◆ **REQUIRED TASK**
Your task is to copy every line of the records below that contains "职责表述".

:: PROVIDED RECORDS

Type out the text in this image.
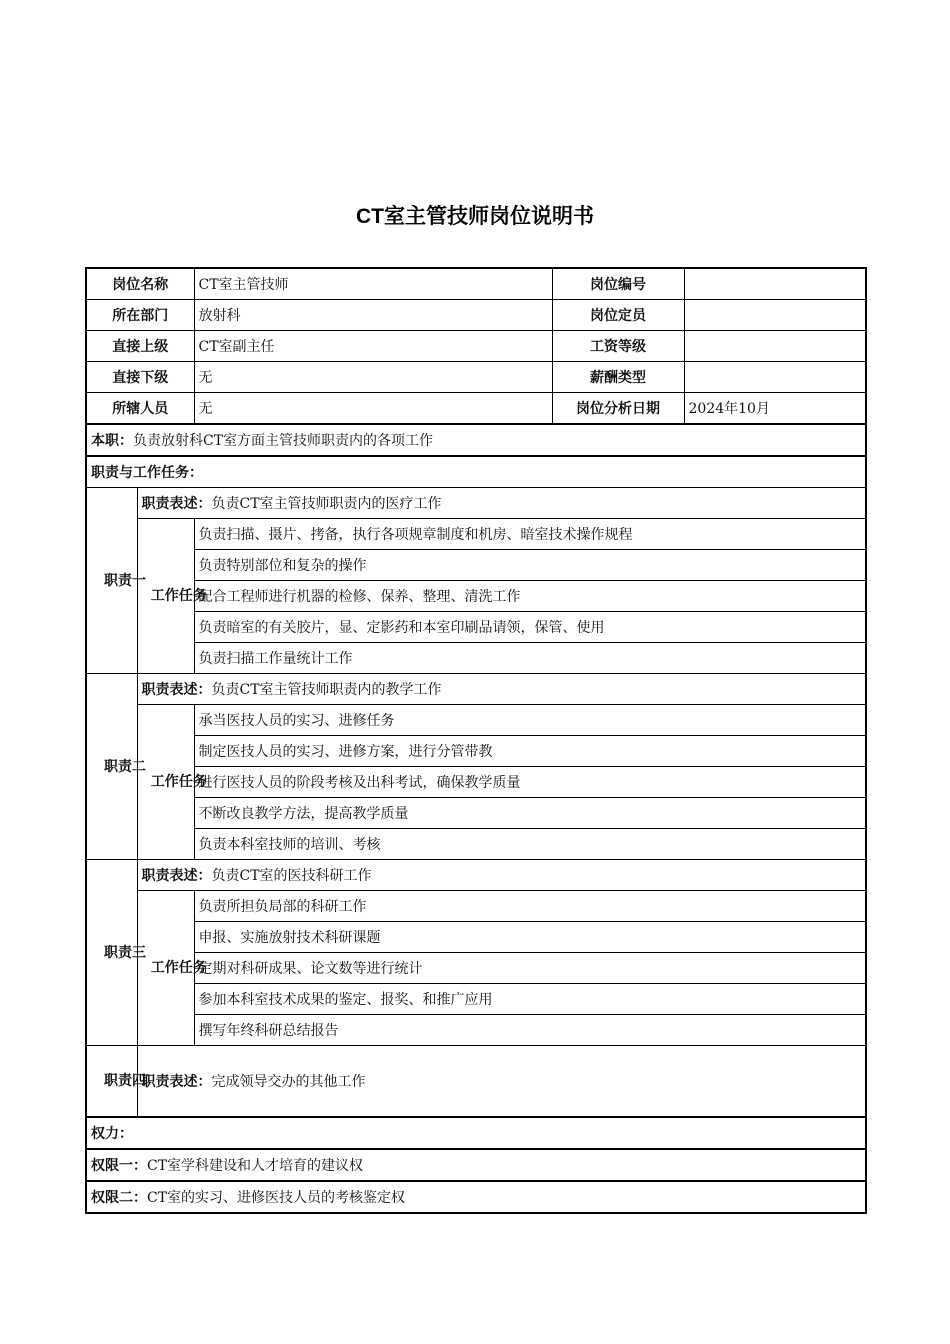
CT室主管技师岗位说明书
岗位名称		CT室主管技师	岗位编号	
所在部门		放射科	岗位定员	
直接上级		CT室副主任	工资等级	
直接下级		无	薪酬类型	
所辖人员		无	岗位分析日期	2024年10月
本职：负责放射科CT室方面主管技师职责内的各项工作				
职责与工作任务：				

职责一	职责表述：负责CT室主管技师职责内的医疗工作			

	工作任务	负责扫描、摄片、拷备，执行各项规章制度和机房、暗室技术操作规程		
		负责特别部位和复杂的操作		
		配合工程师进行机器的检修、保养、整理、清洗工作		
		负责暗室的有关胶片，显、定影药和本室印刷品请领，保管、使用		
		负责扫描工作量统计工作		

职责二	职责表述：负责CT室主管技师职责内的教学工作			

	工作任务	承当医技人员的实习、进修任务		
		制定医技人员的实习、进修方案，进行分管带教		
		进行医技人员的阶段考核及出科考试，确保教学质量		
		不断改良教学方法，提高教学质量		
		负责本科室技师的培训、考核		

职责三	职责表述：负责CT室的医技科研工作			

	工作任务	负责所担负局部的科研工作		
		申报、实施放射技术科研课题		
		定期对科研成果、论文数等进行统计		
		参加本科室技术成果的鉴定、报奖、和推广应用		
		撰写年终科研总结报告		

职责四	职责表述：完成领导交办的其他工作			
权力：				
权限一：CT室学科建设和人才培育的建议权				
权限二：CT室的实习、进修医技人员的考核鉴定权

::::

◆ **SOLUTION TO THE PROBLEM**
职责一	职责表述：负责CT室主管技师职责内的医疗工作			
职责二	职责表述：负责CT室主管技师职责内的教学工作			
职责三	职责表述：负责CT室的医技科研工作			
职责四	职责表述：完成领导交办的其他工作			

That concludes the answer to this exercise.